» **Task objective**
Looking at the listing beneath, work out how many lines hold "image" and report only that figure.

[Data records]
****
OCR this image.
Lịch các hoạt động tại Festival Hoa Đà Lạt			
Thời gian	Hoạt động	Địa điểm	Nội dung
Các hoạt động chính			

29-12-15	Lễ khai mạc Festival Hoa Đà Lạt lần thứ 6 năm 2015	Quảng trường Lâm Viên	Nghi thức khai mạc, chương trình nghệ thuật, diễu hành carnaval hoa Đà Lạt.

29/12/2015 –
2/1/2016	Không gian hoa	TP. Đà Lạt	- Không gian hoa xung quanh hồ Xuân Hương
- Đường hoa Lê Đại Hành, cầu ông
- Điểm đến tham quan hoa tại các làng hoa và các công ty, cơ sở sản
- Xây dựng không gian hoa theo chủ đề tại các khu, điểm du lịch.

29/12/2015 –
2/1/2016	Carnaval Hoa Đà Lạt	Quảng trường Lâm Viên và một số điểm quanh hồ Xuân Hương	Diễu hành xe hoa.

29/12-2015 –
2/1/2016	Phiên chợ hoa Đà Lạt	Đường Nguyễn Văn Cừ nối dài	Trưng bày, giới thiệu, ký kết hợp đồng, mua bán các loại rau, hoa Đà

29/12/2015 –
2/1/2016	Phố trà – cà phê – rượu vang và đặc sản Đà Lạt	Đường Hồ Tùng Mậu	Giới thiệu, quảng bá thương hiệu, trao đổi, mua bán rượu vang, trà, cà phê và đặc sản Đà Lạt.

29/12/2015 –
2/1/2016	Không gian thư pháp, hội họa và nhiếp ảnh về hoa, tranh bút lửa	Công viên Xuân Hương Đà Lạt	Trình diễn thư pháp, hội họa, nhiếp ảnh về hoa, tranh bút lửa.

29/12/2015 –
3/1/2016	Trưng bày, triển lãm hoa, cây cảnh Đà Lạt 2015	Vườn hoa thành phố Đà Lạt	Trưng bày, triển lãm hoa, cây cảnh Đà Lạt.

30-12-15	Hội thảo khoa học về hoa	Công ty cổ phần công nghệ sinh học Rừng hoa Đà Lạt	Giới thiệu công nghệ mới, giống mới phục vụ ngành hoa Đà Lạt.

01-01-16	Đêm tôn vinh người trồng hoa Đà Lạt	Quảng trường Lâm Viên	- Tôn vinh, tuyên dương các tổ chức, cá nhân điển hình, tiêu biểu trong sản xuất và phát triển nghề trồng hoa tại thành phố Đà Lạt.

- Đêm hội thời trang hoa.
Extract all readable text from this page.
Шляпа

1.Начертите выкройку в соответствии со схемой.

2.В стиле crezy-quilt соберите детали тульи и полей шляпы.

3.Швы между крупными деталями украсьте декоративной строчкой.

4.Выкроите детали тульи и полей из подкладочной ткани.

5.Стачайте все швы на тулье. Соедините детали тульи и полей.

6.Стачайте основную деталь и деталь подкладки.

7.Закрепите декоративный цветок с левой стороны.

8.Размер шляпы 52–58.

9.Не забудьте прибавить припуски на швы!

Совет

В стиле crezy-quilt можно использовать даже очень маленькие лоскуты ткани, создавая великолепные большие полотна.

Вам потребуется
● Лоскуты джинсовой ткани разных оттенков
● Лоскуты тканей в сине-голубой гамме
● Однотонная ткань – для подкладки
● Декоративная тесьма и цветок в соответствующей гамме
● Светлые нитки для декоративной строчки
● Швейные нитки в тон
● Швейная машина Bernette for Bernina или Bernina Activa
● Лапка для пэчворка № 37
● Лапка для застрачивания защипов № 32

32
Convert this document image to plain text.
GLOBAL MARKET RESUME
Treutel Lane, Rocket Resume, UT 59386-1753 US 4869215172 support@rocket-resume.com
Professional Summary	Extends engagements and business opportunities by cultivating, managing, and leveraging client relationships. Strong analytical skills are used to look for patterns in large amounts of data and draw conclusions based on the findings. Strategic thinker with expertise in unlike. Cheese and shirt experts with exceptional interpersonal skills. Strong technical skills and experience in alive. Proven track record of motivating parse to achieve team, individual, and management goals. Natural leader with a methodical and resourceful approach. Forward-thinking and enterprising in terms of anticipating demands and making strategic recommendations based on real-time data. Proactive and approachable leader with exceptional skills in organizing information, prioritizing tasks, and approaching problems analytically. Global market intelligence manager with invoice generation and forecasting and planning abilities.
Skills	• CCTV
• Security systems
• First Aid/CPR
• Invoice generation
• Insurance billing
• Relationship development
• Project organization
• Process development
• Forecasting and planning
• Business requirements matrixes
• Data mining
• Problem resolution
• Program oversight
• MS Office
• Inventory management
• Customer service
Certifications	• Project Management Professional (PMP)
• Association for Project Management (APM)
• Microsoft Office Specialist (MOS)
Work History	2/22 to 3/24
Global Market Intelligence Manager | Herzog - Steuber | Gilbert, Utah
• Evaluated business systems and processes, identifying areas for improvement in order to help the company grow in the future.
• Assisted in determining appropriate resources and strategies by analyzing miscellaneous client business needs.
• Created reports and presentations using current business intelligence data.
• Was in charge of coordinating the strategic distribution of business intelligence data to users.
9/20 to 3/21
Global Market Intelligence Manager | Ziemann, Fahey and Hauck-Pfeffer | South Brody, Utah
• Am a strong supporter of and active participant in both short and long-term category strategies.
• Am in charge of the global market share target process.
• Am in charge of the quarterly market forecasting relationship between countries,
****
» **Response**
2